▶ _Given task_:
Collect each line containing "강좌선택".

▶ _Available data_:
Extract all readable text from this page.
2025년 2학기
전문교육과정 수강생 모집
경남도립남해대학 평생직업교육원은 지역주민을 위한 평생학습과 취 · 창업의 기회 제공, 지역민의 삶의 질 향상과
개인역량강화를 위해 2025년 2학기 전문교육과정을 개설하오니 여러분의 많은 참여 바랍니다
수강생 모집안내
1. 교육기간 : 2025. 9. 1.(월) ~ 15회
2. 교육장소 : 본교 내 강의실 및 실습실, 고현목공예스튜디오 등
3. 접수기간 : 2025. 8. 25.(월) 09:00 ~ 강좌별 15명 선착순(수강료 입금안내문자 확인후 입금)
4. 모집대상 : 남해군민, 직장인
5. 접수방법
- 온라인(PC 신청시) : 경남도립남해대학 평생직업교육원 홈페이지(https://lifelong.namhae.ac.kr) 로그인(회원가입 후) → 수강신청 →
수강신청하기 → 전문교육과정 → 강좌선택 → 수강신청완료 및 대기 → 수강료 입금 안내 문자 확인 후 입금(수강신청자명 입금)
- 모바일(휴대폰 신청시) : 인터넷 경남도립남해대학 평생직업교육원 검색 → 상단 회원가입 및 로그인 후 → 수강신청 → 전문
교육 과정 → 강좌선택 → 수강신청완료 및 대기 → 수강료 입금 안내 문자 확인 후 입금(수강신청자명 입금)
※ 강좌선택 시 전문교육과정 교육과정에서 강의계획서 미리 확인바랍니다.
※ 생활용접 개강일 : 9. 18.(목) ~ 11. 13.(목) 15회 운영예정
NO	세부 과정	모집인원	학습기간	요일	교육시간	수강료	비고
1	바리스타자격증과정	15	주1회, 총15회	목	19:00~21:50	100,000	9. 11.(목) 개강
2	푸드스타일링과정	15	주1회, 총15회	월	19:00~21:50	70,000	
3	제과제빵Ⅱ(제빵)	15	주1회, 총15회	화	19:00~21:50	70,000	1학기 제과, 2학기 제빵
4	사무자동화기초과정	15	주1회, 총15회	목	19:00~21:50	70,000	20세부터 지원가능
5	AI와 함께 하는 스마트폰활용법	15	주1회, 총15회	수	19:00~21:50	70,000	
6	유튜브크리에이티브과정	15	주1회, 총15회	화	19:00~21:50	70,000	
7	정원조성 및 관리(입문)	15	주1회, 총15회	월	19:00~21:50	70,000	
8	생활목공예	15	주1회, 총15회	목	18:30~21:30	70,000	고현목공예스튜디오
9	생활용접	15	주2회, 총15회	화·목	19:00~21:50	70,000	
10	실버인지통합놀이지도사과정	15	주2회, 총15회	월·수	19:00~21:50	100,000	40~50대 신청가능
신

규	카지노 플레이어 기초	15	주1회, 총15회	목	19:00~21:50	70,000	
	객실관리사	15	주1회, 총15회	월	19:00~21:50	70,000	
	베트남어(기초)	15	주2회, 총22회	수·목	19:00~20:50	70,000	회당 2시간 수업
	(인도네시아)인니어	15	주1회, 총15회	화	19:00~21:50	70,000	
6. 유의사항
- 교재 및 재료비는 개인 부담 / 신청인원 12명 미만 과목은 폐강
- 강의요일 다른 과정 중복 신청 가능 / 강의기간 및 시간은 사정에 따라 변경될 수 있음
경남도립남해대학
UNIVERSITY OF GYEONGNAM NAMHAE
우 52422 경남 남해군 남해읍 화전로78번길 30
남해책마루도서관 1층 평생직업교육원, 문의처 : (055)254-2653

▶ _Solved problem_:
수강신청하기 → 전문교육과정 → 강좌선택 → 수강신청완료 및 대기 → 수강료 입금 안내 문자 확인 후 입금(수강신청자명 입금)
교육 과정 → 강좌선택 → 수강신청완료 및 대기 → 수강료 입금 안내 문자 확인 후 입금(수강신청자명 입금)
※ 강좌선택 시 전문교육과정 교육과정에서 강의계획서 미리 확인바랍니다.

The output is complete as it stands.